Aim of the task
Every entry below must appear again, exactly as written.

Data rows

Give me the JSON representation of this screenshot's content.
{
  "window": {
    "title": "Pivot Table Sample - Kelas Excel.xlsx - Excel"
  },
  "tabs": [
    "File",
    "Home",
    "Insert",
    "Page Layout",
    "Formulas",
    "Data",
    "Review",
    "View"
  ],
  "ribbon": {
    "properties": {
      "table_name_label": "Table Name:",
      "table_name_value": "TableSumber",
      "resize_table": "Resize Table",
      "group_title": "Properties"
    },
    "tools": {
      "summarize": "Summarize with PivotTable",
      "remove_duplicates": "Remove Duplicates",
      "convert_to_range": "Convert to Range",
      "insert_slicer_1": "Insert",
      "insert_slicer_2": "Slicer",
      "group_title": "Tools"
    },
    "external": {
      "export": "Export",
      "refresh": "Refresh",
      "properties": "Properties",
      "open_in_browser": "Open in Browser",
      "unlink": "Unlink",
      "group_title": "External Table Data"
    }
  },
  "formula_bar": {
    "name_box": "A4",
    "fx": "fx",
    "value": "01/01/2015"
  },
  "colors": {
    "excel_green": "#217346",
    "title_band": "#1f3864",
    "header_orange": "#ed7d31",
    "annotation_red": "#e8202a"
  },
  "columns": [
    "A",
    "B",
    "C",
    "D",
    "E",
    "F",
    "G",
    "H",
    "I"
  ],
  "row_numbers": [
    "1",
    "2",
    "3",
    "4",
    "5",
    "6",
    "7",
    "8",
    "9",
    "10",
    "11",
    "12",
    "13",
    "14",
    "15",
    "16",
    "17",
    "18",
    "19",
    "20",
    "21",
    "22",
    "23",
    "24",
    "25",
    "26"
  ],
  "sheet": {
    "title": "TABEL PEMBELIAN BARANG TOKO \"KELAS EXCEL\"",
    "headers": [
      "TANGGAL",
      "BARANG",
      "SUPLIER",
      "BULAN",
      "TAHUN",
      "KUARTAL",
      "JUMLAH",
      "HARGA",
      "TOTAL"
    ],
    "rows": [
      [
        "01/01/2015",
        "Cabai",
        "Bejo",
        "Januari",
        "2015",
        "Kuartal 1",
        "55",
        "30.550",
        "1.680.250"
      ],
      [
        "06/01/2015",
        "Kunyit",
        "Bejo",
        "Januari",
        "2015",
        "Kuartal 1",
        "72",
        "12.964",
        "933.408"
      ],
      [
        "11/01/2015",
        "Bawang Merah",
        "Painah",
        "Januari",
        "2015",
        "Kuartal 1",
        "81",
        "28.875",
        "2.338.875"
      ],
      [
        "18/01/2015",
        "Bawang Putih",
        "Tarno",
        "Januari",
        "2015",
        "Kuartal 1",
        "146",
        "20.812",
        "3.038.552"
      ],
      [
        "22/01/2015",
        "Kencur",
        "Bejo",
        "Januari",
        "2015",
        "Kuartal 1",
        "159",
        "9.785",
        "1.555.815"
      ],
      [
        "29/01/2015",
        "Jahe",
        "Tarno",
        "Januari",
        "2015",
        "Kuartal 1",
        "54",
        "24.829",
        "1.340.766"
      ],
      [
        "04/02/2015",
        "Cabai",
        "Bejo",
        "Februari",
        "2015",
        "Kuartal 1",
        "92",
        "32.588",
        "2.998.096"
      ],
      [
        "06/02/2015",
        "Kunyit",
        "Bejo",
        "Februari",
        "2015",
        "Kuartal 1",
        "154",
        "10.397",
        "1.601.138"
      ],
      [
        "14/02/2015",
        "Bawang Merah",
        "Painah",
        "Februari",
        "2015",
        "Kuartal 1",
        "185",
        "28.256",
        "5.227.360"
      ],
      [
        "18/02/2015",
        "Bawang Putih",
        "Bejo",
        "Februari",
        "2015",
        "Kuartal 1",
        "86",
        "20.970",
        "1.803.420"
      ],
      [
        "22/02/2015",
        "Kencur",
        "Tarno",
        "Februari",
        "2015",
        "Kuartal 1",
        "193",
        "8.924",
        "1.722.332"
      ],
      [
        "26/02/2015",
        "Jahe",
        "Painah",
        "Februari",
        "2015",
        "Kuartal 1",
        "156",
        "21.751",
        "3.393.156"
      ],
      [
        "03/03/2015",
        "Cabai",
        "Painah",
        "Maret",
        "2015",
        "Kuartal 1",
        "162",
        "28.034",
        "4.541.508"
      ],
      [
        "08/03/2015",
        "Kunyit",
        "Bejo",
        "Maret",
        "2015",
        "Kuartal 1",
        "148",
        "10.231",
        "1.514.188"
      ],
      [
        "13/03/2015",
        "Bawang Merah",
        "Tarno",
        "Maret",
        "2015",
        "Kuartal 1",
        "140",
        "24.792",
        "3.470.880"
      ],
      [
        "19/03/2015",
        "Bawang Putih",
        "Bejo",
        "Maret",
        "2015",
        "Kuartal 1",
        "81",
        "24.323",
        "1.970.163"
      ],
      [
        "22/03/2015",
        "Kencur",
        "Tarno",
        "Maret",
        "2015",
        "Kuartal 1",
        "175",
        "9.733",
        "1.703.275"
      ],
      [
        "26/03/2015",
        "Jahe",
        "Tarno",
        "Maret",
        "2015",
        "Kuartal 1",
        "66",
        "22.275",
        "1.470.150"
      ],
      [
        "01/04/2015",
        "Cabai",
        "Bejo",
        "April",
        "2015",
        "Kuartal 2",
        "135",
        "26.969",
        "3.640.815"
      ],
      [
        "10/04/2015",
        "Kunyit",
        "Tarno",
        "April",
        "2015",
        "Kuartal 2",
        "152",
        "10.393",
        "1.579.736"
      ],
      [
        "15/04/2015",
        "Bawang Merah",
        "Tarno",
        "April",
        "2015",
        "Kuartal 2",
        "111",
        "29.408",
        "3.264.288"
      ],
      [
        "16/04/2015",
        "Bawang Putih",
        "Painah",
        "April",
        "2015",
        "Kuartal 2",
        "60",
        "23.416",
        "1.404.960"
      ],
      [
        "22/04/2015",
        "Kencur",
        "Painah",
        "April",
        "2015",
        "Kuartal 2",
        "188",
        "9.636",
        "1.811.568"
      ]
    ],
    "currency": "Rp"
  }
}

Response
Give me the JSON representation of this screenshot's content.
{
  "window": {
    "title": "Pivot Table Sample - Kelas Excel.xlsx - Excel"
  },
  "tabs": [
    "File",
    "Home",
    "Insert",
    "Page Layout",
    "Formulas",
    "Data",
    "Review",
    "View"
  ],
  "ribbon": {
    "properties": {
      "table_name_label": "Table Name:",
      "table_name_value": "TableSumber",
      "resize_table": "Resize Table",
      "group_title": "Properties"
    },
    "tools": {
      "summarize": "Summarize with PivotTable",
      "remove_duplicates": "Remove Duplicates",
      "convert_to_range": "Convert to Range",
      "insert_slicer_1": "Insert",
      "insert_slicer_2": "Slicer",
      "group_title": "Tools"
    },
    "external": {
      "export": "Export",
      "refresh": "Refresh",
      "properties": "Properties",
      "open_in_browser": "Open in Browser",
      "unlink": "Unlink",
      "group_title": "External Table Data"
    }
  },
  "formula_bar": {
    "name_box": "A4",
    "fx": "fx",
    "value": "01/01/2015"
  },
  "colors": {
    "excel_green": "#217346",
    "title_band": "#1f3864",
    "header_orange": "#ed7d31",
    "annotation_red": "#e8202a"
  },
  "columns": [
    "A",
    "B",
    "C",
    "D",
    "E",
    "F",
    "G",
    "H",
    "I"
  ],
  "row_numbers": [
    "1",
    "2",
    "3",
    "4",
    "5",
    "6",
    "7",
    "8",
    "9",
    "10",
    "11",
    "12",
    "13",
    "14",
    "15",
    "16",
    "17",
    "18",
    "19",
    "20",
    "21",
    "22",
    "23",
    "24",
    "25",
    "26"
  ],
  "sheet": {
    "title": "TABEL PEMBELIAN BARANG TOKO \"KELAS EXCEL\"",
    "headers": [
      "TANGGAL",
      "BARANG",
      "SUPLIER",
      "BULAN",
      "TAHUN",
      "KUARTAL",
      "JUMLAH",
      "HARGA",
      "TOTAL"
    ],
    "rows": [
      [
        "01/01/2015",
        "Cabai",
        "Bejo",
        "Januari",
        "2015",
        "Kuartal 1",
        "55",
        "30.550",
        "1.680.250"
      ],
      [
        "06/01/2015",
        "Kunyit",
        "Bejo",
        "Januari",
        "2015",
        "Kuartal 1",
        "72",
        "12.964",
        "933.408"
      ],
      [
        "11/01/2015",
        "Bawang Merah",
        "Painah",
        "Januari",
        "2015",
        "Kuartal 1",
        "81",
        "28.875",
        "2.338.875"
      ],
      [
        "18/01/2015",
        "Bawang Putih",
        "Tarno",
        "Januari",
        "2015",
        "Kuartal 1",
        "146",
        "20.812",
        "3.038.552"
      ],
      [
        "22/01/2015",
        "Kencur",
        "Bejo",
        "Januari",
        "2015",
        "Kuartal 1",
        "159",
        "9.785",
        "1.555.815"
      ],
      [
        "29/01/2015",
        "Jahe",
        "Tarno",
        "Januari",
        "2015",
        "Kuartal 1",
        "54",
        "24.829",
        "1.340.766"
      ],
      [
        "04/02/2015",
        "Cabai",
        "Bejo",
        "Februari",
        "2015",
        "Kuartal 1",
        "92",
        "32.588",
        "2.998.096"
      ],
      [
        "06/02/2015",
        "Kunyit",
        "Bejo",
        "Februari",
        "2015",
        "Kuartal 1",
        "154",
        "10.397",
        "1.601.138"
      ],
      [
        "14/02/2015",
        "Bawang Merah",
        "Painah",
        "Februari",
        "2015",
        "Kuartal 1",
        "185",
        "28.256",
        "5.227.360"
      ],
      [
        "18/02/2015",
        "Bawang Putih",
        "Bejo",
        "Februari",
        "2015",
        "Kuartal 1",
        "86",
        "20.970",
        "1.803.420"
      ],
      [
        "22/02/2015",
        "Kencur",
        "Tarno",
        "Februari",
        "2015",
        "Kuartal 1",
        "193",
        "8.924",
        "1.722.332"
      ],
      [
        "26/02/2015",
        "Jahe",
        "Painah",
        "Februari",
        "2015",
        "Kuartal 1",
        "156",
        "21.751",
        "3.393.156"
      ],
      [
        "03/03/2015",
        "Cabai",
        "Painah",
        "Maret",
        "2015",
        "Kuartal 1",
        "162",
        "28.034",
        "4.541.508"
      ],
      [
        "08/03/2015",
        "Kunyit",
        "Bejo",
        "Maret",
        "2015",
        "Kuartal 1",
        "148",
        "10.231",
        "1.514.188"
      ],
      [
        "13/03/2015",
        "Bawang Merah",
        "Tarno",
        "Maret",
        "2015",
        "Kuartal 1",
        "140",
        "24.792",
        "3.470.880"
      ],
      [
        "19/03/2015",
        "Bawang Putih",
        "Bejo",
        "Maret",
        "2015",
        "Kuartal 1",
        "81",
        "24.323",
        "1.970.163"
      ],
      [
        "22/03/2015",
        "Kencur",
        "Tarno",
        "Maret",
        "2015",
        "Kuartal 1",
        "175",
        "9.733",
        "1.703.275"
      ],
      [
        "26/03/2015",
        "Jahe",
        "Tarno",
        "Maret",
        "2015",
        "Kuartal 1",
        "66",
        "22.275",
        "1.470.150"
      ],
      [
        "01/04/2015",
        "Cabai",
        "Bejo",
        "April",
        "2015",
        "Kuartal 2",
        "135",
        "26.969",
        "3.640.815"
      ],
      [
        "10/04/2015",
        "Kunyit",
        "Tarno",
        "April",
        "2015",
        "Kuartal 2",
        "152",
        "10.393",
        "1.579.736"
      ],
      [
        "15/04/2015",
        "Bawang Merah",
        "Tarno",
        "April",
        "2015",
        "Kuartal 2",
        "111",
        "29.408",
        "3.264.288"
      ],
      [
        "16/04/2015",
        "Bawang Putih",
        "Painah",
        "April",
        "2015",
        "Kuartal 2",
        "60",
        "23.416",
        "1.404.960"
      ],
      [
        "22/04/2015",
        "Kencur",
        "Painah",
        "April",
        "2015",
        "Kuartal 2",
        "188",
        "9.636",
        "1.811.568"
      ]
    ],
    "currency": "Rp"
  }
}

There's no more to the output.